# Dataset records
┄┄┄┄┄┄┄┄┄┄┄┄┄┄┄┄┄┄┄┄
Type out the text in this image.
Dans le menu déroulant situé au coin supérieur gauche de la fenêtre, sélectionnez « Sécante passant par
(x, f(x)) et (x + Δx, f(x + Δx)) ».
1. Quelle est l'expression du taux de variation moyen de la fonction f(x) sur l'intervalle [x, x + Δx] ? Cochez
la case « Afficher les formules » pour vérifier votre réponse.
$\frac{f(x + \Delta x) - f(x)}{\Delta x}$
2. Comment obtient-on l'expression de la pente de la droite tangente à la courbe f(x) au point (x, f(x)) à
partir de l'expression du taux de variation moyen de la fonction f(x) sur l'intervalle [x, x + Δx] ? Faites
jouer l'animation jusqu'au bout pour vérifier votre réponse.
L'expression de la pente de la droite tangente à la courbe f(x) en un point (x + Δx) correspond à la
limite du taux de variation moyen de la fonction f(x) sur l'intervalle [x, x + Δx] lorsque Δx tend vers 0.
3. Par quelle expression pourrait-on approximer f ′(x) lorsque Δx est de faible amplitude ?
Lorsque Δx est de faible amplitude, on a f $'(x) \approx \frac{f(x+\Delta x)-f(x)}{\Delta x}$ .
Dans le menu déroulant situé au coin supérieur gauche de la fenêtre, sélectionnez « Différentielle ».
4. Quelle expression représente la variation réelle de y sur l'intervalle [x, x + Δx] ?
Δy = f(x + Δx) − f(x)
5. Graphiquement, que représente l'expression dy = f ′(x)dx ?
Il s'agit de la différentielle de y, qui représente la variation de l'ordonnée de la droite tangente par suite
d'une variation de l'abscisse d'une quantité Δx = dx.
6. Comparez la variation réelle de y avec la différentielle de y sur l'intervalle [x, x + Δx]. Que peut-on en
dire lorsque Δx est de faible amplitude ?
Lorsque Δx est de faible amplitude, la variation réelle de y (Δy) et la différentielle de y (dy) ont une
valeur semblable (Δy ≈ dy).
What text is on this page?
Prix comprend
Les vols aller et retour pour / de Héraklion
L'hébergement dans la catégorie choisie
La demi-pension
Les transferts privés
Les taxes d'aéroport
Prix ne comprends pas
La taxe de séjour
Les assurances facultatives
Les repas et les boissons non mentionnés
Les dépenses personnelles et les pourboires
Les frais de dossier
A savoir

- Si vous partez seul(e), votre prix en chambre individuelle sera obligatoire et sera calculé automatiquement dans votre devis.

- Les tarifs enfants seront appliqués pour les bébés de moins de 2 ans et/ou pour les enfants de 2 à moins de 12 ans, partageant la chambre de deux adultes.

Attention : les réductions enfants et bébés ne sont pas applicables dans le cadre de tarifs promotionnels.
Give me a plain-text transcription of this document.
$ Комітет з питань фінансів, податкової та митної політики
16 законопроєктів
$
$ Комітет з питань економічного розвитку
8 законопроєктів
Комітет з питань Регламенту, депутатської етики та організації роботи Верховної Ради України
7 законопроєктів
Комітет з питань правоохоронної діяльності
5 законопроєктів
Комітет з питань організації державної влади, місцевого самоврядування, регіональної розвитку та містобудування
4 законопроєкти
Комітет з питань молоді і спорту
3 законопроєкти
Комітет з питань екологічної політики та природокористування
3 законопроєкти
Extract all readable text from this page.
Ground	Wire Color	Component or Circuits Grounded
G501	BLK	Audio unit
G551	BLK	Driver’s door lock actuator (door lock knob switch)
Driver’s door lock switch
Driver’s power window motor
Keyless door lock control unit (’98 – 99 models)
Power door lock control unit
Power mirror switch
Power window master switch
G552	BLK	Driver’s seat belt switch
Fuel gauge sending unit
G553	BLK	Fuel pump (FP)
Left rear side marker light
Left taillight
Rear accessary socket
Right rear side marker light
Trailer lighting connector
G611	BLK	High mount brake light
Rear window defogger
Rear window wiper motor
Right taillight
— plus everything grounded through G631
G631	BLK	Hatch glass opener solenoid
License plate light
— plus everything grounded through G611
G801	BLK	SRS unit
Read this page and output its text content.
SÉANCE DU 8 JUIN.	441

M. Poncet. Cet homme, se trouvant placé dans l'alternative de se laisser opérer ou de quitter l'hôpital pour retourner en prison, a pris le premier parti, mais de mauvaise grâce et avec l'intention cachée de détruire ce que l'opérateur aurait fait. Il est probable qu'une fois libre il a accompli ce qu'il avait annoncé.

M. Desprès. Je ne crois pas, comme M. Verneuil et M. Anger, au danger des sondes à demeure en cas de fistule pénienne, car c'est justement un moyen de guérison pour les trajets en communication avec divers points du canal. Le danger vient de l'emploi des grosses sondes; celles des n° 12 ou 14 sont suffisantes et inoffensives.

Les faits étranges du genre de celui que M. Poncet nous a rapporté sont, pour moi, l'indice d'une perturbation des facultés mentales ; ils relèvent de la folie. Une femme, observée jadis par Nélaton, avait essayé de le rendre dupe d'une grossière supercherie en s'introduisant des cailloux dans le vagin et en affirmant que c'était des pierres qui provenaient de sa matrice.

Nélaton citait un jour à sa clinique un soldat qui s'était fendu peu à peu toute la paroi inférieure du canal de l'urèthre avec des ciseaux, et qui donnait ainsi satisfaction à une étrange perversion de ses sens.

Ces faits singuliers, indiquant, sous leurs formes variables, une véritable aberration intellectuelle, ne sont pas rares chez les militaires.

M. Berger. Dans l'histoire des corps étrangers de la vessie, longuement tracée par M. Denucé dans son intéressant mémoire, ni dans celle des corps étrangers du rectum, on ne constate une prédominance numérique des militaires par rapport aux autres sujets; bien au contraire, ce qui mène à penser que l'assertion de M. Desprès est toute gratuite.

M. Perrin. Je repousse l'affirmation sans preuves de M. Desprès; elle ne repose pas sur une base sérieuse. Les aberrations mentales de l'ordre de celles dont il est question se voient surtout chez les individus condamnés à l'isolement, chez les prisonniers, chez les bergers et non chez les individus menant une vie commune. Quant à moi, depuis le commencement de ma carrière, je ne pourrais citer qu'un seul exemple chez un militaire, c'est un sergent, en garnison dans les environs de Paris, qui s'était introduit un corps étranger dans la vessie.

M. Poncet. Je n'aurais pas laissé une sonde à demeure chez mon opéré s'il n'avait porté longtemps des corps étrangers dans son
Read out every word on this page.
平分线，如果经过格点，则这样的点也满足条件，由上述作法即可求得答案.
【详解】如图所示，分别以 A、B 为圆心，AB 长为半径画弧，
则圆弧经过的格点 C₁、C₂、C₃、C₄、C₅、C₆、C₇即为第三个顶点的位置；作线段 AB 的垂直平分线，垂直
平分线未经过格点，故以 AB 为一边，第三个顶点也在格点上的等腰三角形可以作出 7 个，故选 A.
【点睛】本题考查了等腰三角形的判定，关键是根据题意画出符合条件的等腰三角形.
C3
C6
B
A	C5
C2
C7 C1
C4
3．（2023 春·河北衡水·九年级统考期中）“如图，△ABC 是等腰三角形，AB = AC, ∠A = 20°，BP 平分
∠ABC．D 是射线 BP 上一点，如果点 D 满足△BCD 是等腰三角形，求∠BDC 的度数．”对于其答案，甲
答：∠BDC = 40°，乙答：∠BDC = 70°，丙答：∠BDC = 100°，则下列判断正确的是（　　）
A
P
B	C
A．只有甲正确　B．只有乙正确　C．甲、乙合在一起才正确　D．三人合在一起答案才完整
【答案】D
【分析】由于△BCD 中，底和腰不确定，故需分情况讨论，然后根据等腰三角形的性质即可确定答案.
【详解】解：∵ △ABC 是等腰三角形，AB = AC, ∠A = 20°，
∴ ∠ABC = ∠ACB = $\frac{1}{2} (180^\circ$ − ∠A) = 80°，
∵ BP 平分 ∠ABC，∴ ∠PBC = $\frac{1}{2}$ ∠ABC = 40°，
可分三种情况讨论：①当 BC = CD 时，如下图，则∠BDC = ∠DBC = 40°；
┄┄┄┄┄┄┄┄┄┄┄┄┄┄┄┄┄┄┄┄
# Given problem
Check all the records above and select each line where the string "Nélaton" is found.

# The output
Les faits étranges du genre de celui que M. Poncet nous a rapporté sont, pour moi, l'indice d'une perturbation des facultés mentales ; ils relèvent de la folie. Une femme, observée jadis par Nélaton, avait essayé de le rendre dupe d'une grossière supercherie en s'introduisant des cailloux dans le vagin et en affirmant que c'était des pierres qui provenaient de sa matrice.
Nélaton citait un jour à sa clinique un soldat qui s'était fendu peu à peu toute la paroi inférieure du canal de l'urèthre avec des ciseaux, et qui donnait ainsi satisfaction à une étrange perversion de ses sens.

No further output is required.